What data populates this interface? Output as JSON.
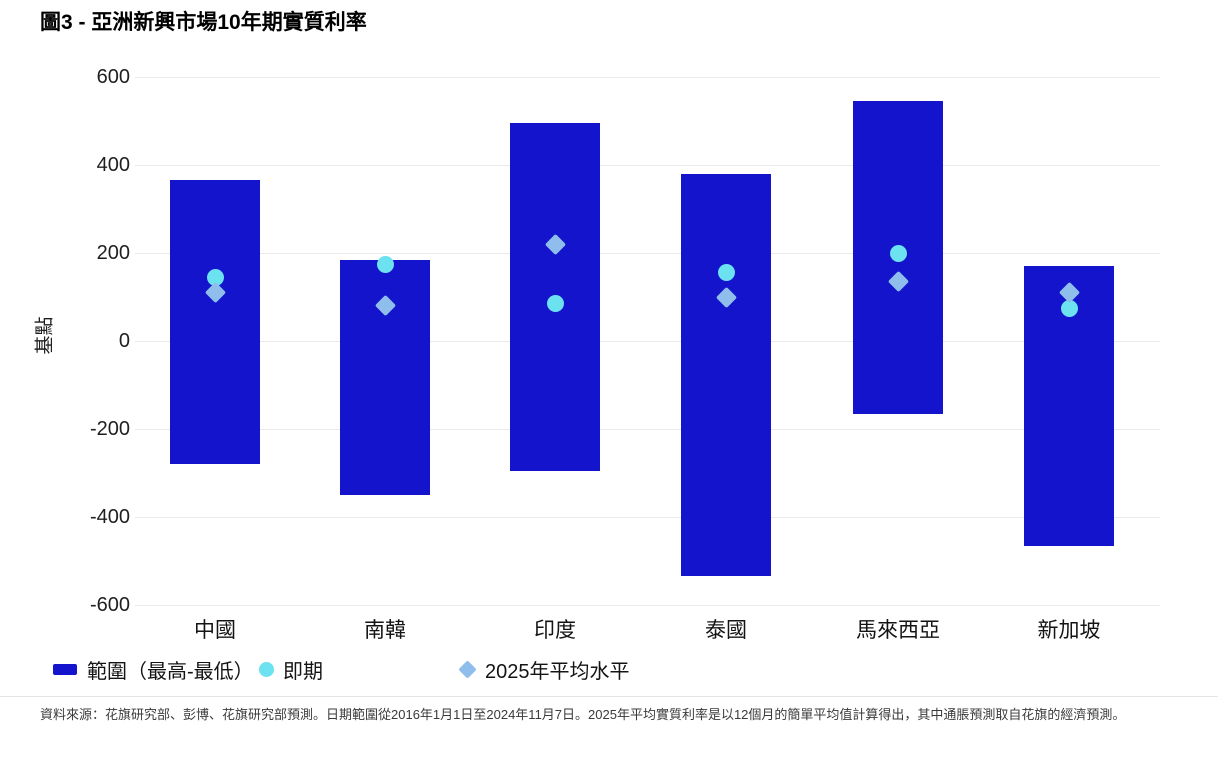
{
  "title": "圖3 - 亞洲新興市場10年期實質利率",
  "chart_data": {
    "type": "bar",
    "subtype": "floating-range-bars-with-point-markers",
    "title": "圖3 - 亞洲新興市場10年期實質利率",
    "ylabel": "基點",
    "ylim": [
      -600,
      600
    ],
    "yticks": [
      600,
      400,
      200,
      0,
      -200,
      -400,
      -600
    ],
    "grid": "horizontal",
    "legend_position": "bottom",
    "categories": [
      "中國",
      "南韓",
      "印度",
      "泰國",
      "馬來西亞",
      "新加坡"
    ],
    "series": [
      {
        "name": "範圍（最高-最低）",
        "marker": "bar",
        "high": [
          365,
          185,
          495,
          380,
          545,
          170
        ],
        "low": [
          -280,
          -350,
          -295,
          -535,
          -165,
          -465
        ]
      },
      {
        "name": "即期",
        "marker": "circle",
        "values": [
          145,
          175,
          85,
          155,
          200,
          75
        ]
      },
      {
        "name": "2025年平均水平",
        "marker": "diamond",
        "values": [
          110,
          80,
          220,
          100,
          135,
          110
        ]
      }
    ]
  },
  "legend": {
    "range_label": "範圍（最高-最低）",
    "spot_label": "即期",
    "avg_label": "2025年平均水平"
  },
  "colors": {
    "bar": "#1414cc",
    "spot": "#6ce1f0",
    "avg": "#8fbeec",
    "gridline": "#e9e9e9"
  },
  "footer": {
    "text": "資料來源：花旗研究部、彭博、花旗研究部預測。日期範圍從2016年1月1日至2024年11月7日。2025年平均實質利率是以12個月的簡單平均值計算得出，其中通脹預測取自花旗的經濟預測。"
  }
}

Objective →
Each entry above should be reproduced exactly, with the pictures removed.

Written reply →
What data populates this interface? Output as JSON.
{
  "title": "圖3 - 亞洲新興市場10年期實質利率",
  "chart_data": {
    "type": "bar",
    "subtype": "floating-range-bars-with-point-markers",
    "title": "圖3 - 亞洲新興市場10年期實質利率",
    "ylabel": "基點",
    "ylim": [
      -600,
      600
    ],
    "yticks": [
      600,
      400,
      200,
      0,
      -200,
      -400,
      -600
    ],
    "grid": "horizontal",
    "legend_position": "bottom",
    "categories": [
      "中國",
      "南韓",
      "印度",
      "泰國",
      "馬來西亞",
      "新加坡"
    ],
    "series": [
      {
        "name": "範圍（最高-最低）",
        "marker": "bar",
        "high": [
          365,
          185,
          495,
          380,
          545,
          170
        ],
        "low": [
          -280,
          -350,
          -295,
          -535,
          -165,
          -465
        ]
      },
      {
        "name": "即期",
        "marker": "circle",
        "values": [
          145,
          175,
          85,
          155,
          200,
          75
        ]
      },
      {
        "name": "2025年平均水平",
        "marker": "diamond",
        "values": [
          110,
          80,
          220,
          100,
          135,
          110
        ]
      }
    ]
  },
  "legend": {
    "range_label": "範圍（最高-最低）",
    "spot_label": "即期",
    "avg_label": "2025年平均水平"
  },
  "colors": {
    "bar": "#1414cc",
    "spot": "#6ce1f0",
    "avg": "#8fbeec",
    "gridline": "#e9e9e9"
  },
  "footer": {
    "text": "資料來源：花旗研究部、彭博、花旗研究部預測。日期範圍從2016年1月1日至2024年11月7日。2025年平均實質利率是以12個月的簡單平均值計算得出，其中通脹預測取自花旗的經濟預測。"
  }
}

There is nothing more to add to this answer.